**Written problem**
Below is a listing; reproduce each line of it exactly.

**Dataset entries**
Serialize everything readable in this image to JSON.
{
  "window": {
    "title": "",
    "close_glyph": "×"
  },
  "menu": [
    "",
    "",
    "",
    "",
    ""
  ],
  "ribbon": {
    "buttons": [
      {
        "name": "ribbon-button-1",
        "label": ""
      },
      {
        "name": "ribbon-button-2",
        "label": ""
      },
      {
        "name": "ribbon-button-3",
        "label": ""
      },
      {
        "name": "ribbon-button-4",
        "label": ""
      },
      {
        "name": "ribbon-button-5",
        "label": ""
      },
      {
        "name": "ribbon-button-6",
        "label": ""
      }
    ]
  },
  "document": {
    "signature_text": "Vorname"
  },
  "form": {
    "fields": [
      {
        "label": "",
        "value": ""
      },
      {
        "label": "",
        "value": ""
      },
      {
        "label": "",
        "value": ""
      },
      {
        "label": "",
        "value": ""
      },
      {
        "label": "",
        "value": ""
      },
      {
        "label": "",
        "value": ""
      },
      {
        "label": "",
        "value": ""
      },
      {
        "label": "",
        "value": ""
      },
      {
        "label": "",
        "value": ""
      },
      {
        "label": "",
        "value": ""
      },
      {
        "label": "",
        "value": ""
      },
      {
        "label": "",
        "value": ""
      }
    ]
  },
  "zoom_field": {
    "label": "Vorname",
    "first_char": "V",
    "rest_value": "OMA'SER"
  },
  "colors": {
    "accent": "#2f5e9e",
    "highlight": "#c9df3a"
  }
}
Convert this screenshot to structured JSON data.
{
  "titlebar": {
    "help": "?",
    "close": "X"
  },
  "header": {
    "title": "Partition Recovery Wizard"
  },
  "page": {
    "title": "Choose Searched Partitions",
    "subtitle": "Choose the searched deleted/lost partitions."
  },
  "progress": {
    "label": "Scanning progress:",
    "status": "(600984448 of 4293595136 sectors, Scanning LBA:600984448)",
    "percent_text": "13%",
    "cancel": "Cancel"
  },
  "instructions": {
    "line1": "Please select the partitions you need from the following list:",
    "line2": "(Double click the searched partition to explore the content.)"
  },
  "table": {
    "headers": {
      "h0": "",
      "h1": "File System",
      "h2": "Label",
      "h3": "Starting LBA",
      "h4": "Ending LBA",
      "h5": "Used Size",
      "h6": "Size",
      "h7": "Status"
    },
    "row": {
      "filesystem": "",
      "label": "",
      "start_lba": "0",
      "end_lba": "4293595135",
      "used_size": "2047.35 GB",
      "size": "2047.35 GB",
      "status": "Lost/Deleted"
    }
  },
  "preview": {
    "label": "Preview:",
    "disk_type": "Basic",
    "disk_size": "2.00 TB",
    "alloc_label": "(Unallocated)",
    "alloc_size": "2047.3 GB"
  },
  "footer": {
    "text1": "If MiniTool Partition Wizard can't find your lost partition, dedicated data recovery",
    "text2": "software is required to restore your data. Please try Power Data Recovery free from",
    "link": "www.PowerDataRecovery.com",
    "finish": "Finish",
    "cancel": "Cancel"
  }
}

**Final result**
Serialize everything readable in this image to JSON.
{
  "window": {
    "title": "",
    "close_glyph": "×"
  },
  "menu": [
    "",
    "",
    "",
    "",
    ""
  ],
  "ribbon": {
    "buttons": [
      {
        "name": "ribbon-button-1",
        "label": ""
      },
      {
        "name": "ribbon-button-2",
        "label": ""
      },
      {
        "name": "ribbon-button-3",
        "label": ""
      },
      {
        "name": "ribbon-button-4",
        "label": ""
      },
      {
        "name": "ribbon-button-5",
        "label": ""
      },
      {
        "name": "ribbon-button-6",
        "label": ""
      }
    ]
  },
  "document": {
    "signature_text": "Vorname"
  },
  "form": {
    "fields": [
      {
        "label": "",
        "value": ""
      },
      {
        "label": "",
        "value": ""
      },
      {
        "label": "",
        "value": ""
      },
      {
        "label": "",
        "value": ""
      },
      {
        "label": "",
        "value": ""
      },
      {
        "label": "",
        "value": ""
      },
      {
        "label": "",
        "value": ""
      },
      {
        "label": "",
        "value": ""
      },
      {
        "label": "",
        "value": ""
      },
      {
        "label": "",
        "value": ""
      },
      {
        "label": "",
        "value": ""
      },
      {
        "label": "",
        "value": ""
      }
    ]
  },
  "zoom_field": {
    "label": "Vorname",
    "first_char": "V",
    "rest_value": "OMA'SER"
  },
  "colors": {
    "accent": "#2f5e9e",
    "highlight": "#c9df3a"
  }
}
Convert this screenshot to structured JSON data.
{
  "titlebar": {
    "help": "?",
    "close": "X"
  },
  "header": {
    "title": "Partition Recovery Wizard"
  },
  "page": {
    "title": "Choose Searched Partitions",
    "subtitle": "Choose the searched deleted/lost partitions."
  },
  "progress": {
    "label": "Scanning progress:",
    "status": "(600984448 of 4293595136 sectors, Scanning LBA:600984448)",
    "percent_text": "13%",
    "cancel": "Cancel"
  },
  "instructions": {
    "line1": "Please select the partitions you need from the following list:",
    "line2": "(Double click the searched partition to explore the content.)"
  },
  "table": {
    "headers": {
      "h0": "",
      "h1": "File System",
      "h2": "Label",
      "h3": "Starting LBA",
      "h4": "Ending LBA",
      "h5": "Used Size",
      "h6": "Size",
      "h7": "Status"
    },
    "row": {
      "filesystem": "",
      "label": "",
      "start_lba": "0",
      "end_lba": "4293595135",
      "used_size": "2047.35 GB",
      "size": "2047.35 GB",
      "status": "Lost/Deleted"
    }
  },
  "preview": {
    "label": "Preview:",
    "disk_type": "Basic",
    "disk_size": "2.00 TB",
    "alloc_label": "(Unallocated)",
    "alloc_size": "2047.3 GB"
  },
  "footer": {
    "text1": "If MiniTool Partition Wizard can't find your lost partition, dedicated data recovery",
    "text2": "software is required to restore your data. Please try Power Data Recovery free from",
    "link": "www.PowerDataRecovery.com",
    "finish": "Finish",
    "cancel": "Cancel"
  }
}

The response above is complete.